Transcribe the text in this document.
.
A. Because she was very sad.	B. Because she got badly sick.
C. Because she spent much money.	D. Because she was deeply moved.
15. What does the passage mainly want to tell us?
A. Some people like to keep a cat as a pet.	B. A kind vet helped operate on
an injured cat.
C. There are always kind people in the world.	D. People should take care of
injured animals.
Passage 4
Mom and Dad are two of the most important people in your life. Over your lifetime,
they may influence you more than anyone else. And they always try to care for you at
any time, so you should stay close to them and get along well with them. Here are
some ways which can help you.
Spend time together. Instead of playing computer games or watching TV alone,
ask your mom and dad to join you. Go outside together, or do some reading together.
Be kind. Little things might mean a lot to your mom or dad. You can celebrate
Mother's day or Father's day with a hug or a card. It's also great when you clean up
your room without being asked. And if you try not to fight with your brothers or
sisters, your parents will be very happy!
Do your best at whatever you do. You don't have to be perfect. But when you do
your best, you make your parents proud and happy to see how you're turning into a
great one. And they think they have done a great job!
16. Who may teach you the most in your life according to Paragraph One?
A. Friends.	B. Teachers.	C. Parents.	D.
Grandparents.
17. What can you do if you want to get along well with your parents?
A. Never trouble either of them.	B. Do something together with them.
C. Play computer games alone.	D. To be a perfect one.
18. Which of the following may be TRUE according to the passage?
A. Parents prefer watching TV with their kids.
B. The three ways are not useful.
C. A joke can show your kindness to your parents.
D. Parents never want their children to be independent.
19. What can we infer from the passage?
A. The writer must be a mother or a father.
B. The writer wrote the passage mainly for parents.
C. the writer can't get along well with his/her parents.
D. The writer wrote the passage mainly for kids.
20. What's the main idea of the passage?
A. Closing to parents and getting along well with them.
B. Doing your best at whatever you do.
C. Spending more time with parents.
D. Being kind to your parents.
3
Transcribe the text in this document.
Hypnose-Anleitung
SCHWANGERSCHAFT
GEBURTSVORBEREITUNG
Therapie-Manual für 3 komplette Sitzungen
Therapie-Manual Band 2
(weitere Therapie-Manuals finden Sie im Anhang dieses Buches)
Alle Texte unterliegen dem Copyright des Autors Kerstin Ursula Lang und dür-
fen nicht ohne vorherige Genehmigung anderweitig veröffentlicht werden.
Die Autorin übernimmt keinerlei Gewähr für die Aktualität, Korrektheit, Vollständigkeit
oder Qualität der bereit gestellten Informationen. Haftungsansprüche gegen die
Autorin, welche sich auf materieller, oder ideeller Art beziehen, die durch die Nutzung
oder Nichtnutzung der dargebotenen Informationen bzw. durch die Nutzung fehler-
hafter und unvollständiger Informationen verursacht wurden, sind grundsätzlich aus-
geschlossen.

__________________________________________________

TASK: Your answer should be only the number of lines that hold the word "Autorin".

SOLUTION TO THIS PROBLEM: 2